What the task asks -> The records below must be transcribed exactly. Do not include the pictures.

---------- Task data ----------

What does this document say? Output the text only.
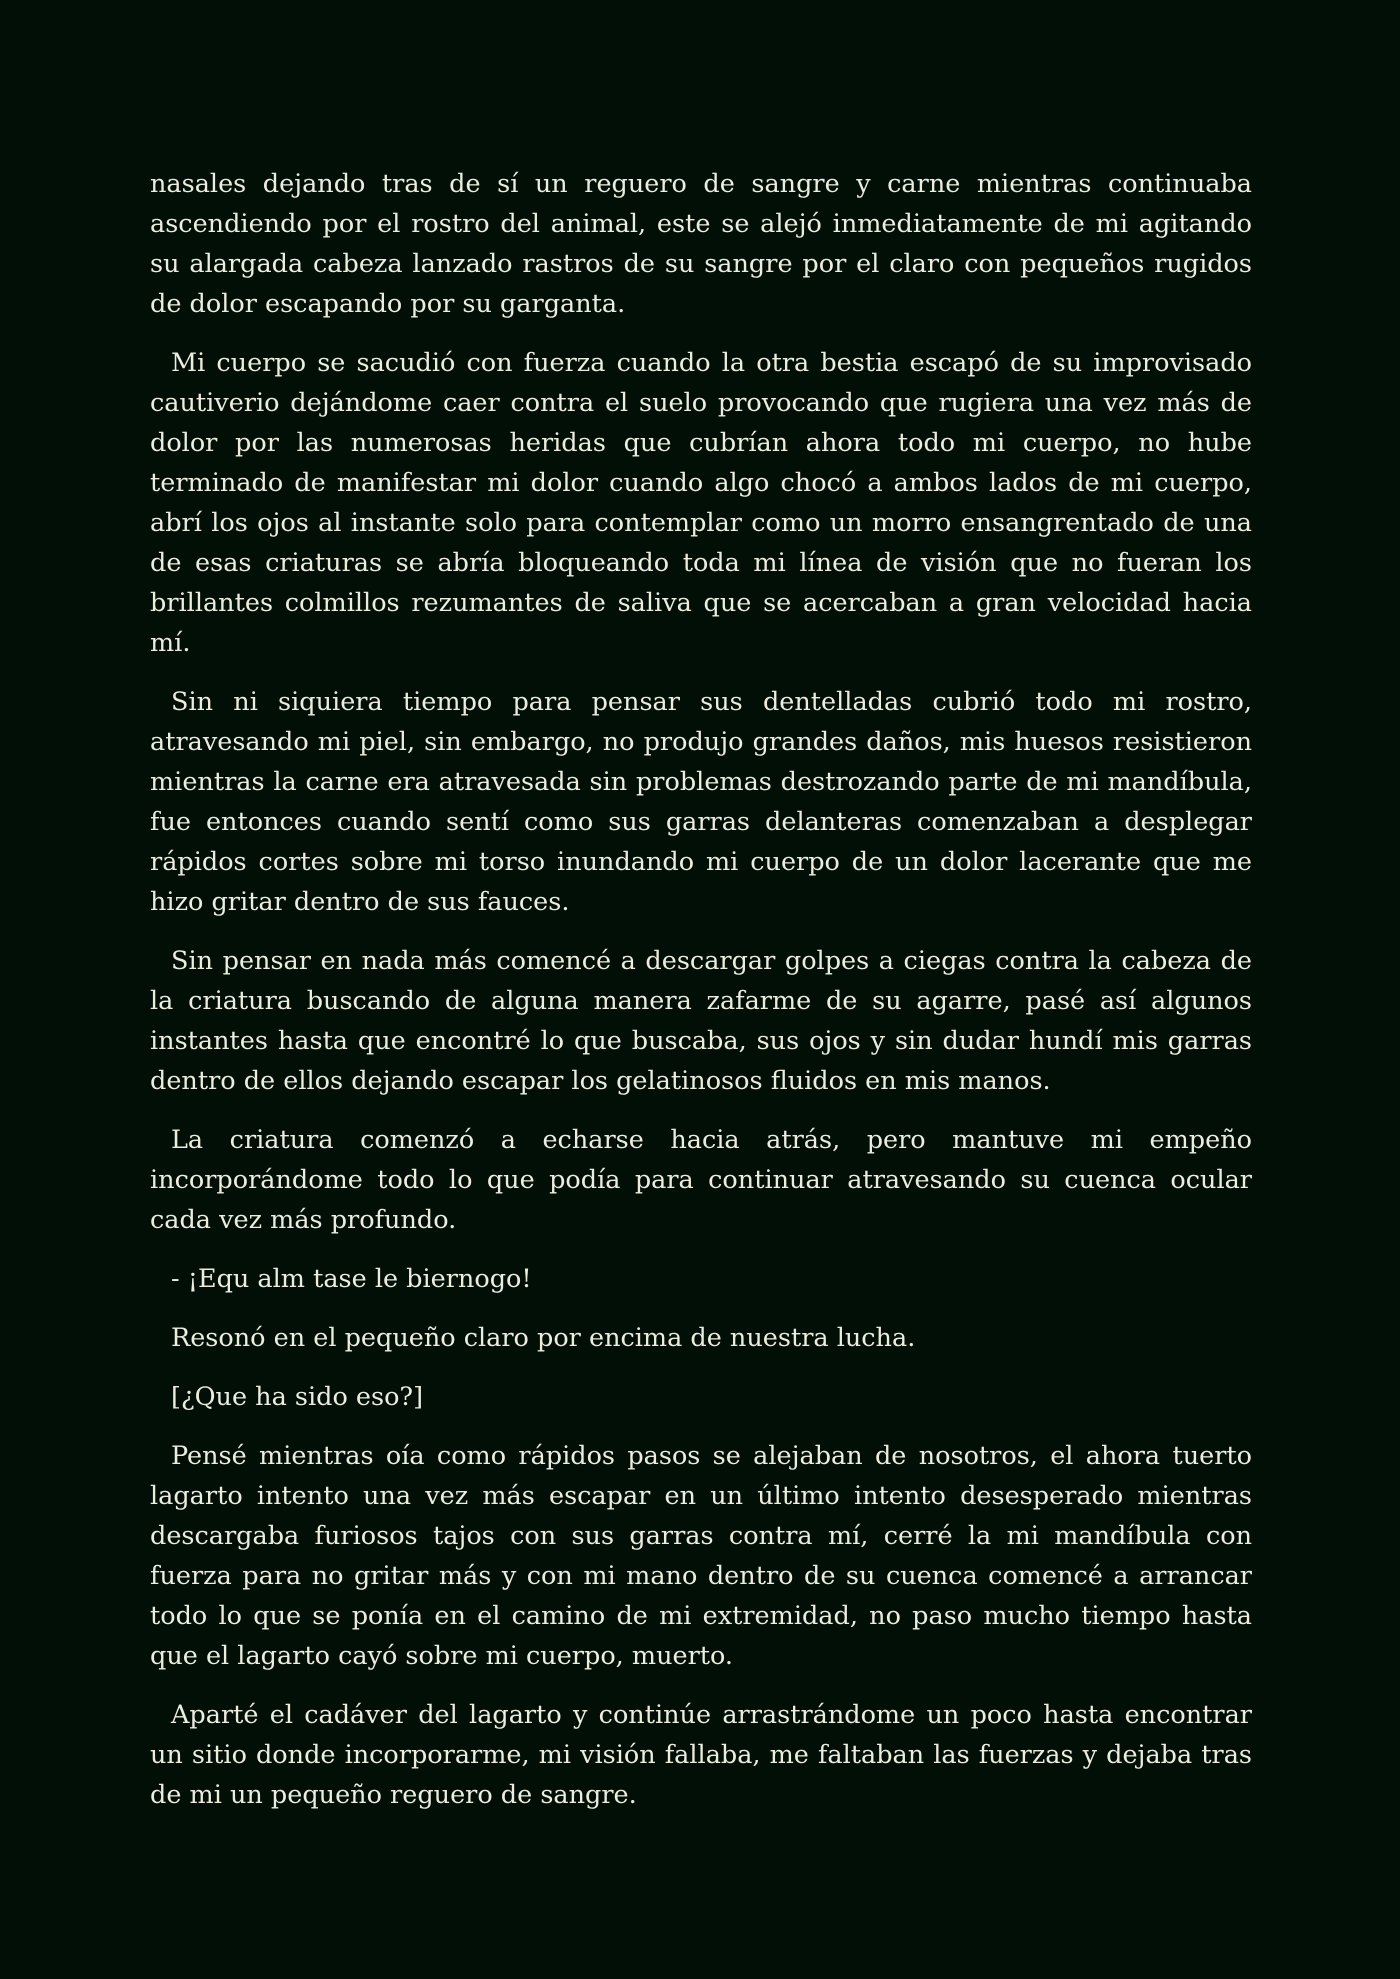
nasales dejando tras de sí un reguero de sangre y carne mientras continuaba ascendiendo por el rostro del animal, este se alejó inmediatamente de mi agitando su alargada cabeza lanzado rastros de su sangre por el claro con pequeños rugidos de dolor escapando por su garganta.

Mi cuerpo se sacudió con fuerza cuando la otra bestia escapó de su improvisado cautiverio dejándome caer contra el suelo provocando que rugiera una vez más de dolor por las numerosas heridas que cubrían ahora todo mi cuerpo, no hube terminado de manifestar mi dolor cuando algo chocó a ambos lados de mi cuerpo, abrí los ojos al instante solo para contemplar como un morro ensangrentado de una de esas criaturas se abría bloqueando toda mi línea de visión que no fueran los brillantes colmillos rezumantes de saliva que se acercaban a gran velocidad hacia mí.

Sin ni siquiera tiempo para pensar sus dentelladas cubrió todo mi rostro, atravesando mi piel, sin embargo, no produjo grandes daños, mis huesos resistieron mientras la carne era atravesada sin problemas destrozando parte de mi mandíbula, fue entonces cuando sentí como sus garras delanteras comenzaban a desplegar rápidos cortes sobre mi torso inundando mi cuerpo de un dolor lacerante que me hizo gritar dentro de sus fauces.

Sin pensar en nada más comencé a descargar golpes a ciegas contra la cabeza de la criatura buscando de alguna manera zafarme de su agarre, pasé así algunos instantes hasta que encontré lo que buscaba, sus ojos y sin dudar hundí mis garras dentro de ellos dejando escapar los gelatinosos fluidos en mis manos.

La criatura comenzó a echarse hacia atrás, pero mantuve mi empeño incorporándome todo lo que podía para continuar atravesando su cuenca ocular cada vez más profundo.

- ¡Equ alm tase le biernogo!

Resonó en el pequeño claro por encima de nuestra lucha.

[¿Que ha sido eso?]

Pensé mientras oía como rápidos pasos se alejaban de nosotros, el ahora tuerto lagarto intento una vez más escapar en un último intento desesperado mientras descargaba furiosos tajos con sus garras contra mí, cerré la mi mandíbula con fuerza para no gritar más y con mi mano dentro de su cuenca comencé a arrancar todo lo que se ponía en el camino de mi extremidad, no paso mucho tiempo hasta que el lagarto cayó sobre mi cuerpo, muerto.

Aparté el cadáver del lagarto y continúe arrastrándome un poco hasta encontrar un sitio donde incorporarme, mi visión fallaba, me faltaban las fuerzas y dejaba tras de mi un pequeño reguero de sangre.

----------

Written response ->
What does this document say? Output the text only.
nasales dejando tras de sí un reguero de sangre y carne mientras continuaba ascendiendo por el rostro del animal, este se alejó inmediatamente de mi agitando su alargada cabeza lanzado rastros de su sangre por el claro con pequeños rugidos de dolor escapando por su garganta.

Mi cuerpo se sacudió con fuerza cuando la otra bestia escapó de su improvisado cautiverio dejándome caer contra el suelo provocando que rugiera una vez más de dolor por las numerosas heridas que cubrían ahora todo mi cuerpo, no hube terminado de manifestar mi dolor cuando algo chocó a ambos lados de mi cuerpo, abrí los ojos al instante solo para contemplar como un morro ensangrentado de una de esas criaturas se abría bloqueando toda mi línea de visión que no fueran los brillantes colmillos rezumantes de saliva que se acercaban a gran velocidad hacia mí.

Sin ni siquiera tiempo para pensar sus dentelladas cubrió todo mi rostro, atravesando mi piel, sin embargo, no produjo grandes daños, mis huesos resistieron mientras la carne era atravesada sin problemas destrozando parte de mi mandíbula, fue entonces cuando sentí como sus garras delanteras comenzaban a desplegar rápidos cortes sobre mi torso inundando mi cuerpo de un dolor lacerante que me hizo gritar dentro de sus fauces.

Sin pensar en nada más comencé a descargar golpes a ciegas contra la cabeza de la criatura buscando de alguna manera zafarme de su agarre, pasé así algunos instantes hasta que encontré lo que buscaba, sus ojos y sin dudar hundí mis garras dentro de ellos dejando escapar los gelatinosos fluidos en mis manos.

La criatura comenzó a echarse hacia atrás, pero mantuve mi empeño incorporándome todo lo que podía para continuar atravesando su cuenca ocular cada vez más profundo.

- ¡Equ alm tase le biernogo!

Resonó en el pequeño claro por encima de nuestra lucha.

[¿Que ha sido eso?]

Pensé mientras oía como rápidos pasos se alejaban de nosotros, el ahora tuerto lagarto intento una vez más escapar en un último intento desesperado mientras descargaba furiosos tajos con sus garras contra mí, cerré la mi mandíbula con fuerza para no gritar más y con mi mano dentro de su cuenca comencé a arrancar todo lo que se ponía en el camino de mi extremidad, no paso mucho tiempo hasta que el lagarto cayó sobre mi cuerpo, muerto.

Aparté el cadáver del lagarto y continúe arrastrándome un poco hasta encontrar un sitio donde incorporarme, mi visión fallaba, me faltaban las fuerzas y dejaba tras de mi un pequeño reguero de sangre.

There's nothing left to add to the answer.